GIVEN RECORDS:
===

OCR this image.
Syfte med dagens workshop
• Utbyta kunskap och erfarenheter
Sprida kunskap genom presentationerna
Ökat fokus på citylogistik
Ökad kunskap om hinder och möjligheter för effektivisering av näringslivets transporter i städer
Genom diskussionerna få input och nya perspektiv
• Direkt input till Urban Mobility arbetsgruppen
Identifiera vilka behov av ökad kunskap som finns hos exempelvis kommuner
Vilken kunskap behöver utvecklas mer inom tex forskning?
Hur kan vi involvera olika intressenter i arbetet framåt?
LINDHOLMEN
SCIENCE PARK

===

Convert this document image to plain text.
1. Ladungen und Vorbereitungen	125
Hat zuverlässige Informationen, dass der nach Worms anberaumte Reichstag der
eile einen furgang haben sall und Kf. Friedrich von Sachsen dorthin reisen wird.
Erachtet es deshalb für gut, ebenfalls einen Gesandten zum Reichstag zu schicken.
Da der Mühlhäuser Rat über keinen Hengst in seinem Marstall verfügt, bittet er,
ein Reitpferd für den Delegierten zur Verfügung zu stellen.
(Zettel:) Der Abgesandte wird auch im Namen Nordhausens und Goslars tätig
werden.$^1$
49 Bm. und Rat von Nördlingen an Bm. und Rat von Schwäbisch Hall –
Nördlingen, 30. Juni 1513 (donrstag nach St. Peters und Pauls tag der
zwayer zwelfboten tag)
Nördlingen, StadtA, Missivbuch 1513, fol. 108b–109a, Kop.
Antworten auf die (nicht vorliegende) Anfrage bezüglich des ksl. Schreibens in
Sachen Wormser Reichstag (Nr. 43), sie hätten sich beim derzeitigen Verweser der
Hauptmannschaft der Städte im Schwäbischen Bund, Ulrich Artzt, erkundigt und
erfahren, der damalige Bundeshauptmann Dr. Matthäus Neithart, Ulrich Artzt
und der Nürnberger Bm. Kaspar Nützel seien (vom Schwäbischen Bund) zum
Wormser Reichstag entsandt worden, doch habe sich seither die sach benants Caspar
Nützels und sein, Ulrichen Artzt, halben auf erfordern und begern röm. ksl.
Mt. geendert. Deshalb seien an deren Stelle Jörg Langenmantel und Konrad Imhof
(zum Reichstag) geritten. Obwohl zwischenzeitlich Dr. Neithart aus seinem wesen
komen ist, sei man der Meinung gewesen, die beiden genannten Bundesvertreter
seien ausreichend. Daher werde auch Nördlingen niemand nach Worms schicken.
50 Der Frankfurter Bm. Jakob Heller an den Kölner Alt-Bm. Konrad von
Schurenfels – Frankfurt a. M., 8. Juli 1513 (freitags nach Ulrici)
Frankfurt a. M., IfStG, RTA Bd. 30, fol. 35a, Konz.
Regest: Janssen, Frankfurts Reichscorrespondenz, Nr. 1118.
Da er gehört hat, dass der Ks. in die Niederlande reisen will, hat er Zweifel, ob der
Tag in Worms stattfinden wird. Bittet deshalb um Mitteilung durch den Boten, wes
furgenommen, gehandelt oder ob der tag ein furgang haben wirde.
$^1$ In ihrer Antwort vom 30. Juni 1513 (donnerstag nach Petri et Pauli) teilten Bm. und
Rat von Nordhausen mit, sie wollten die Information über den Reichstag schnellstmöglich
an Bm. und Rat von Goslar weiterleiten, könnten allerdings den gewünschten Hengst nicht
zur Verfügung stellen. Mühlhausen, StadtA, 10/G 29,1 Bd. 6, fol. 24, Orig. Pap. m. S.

===

EXERCISE AIM: Lines with "Konrad" in them are what the answer must contain; copy each from the records above.

YOUR SOLUTION:
Mt. geendert. Deshalb seien an deren Stelle Jörg Langenmantel und Konrad Imhof
50 Der Frankfurter Bm. Jakob Heller an den Kölner Alt-Bm. Konrad von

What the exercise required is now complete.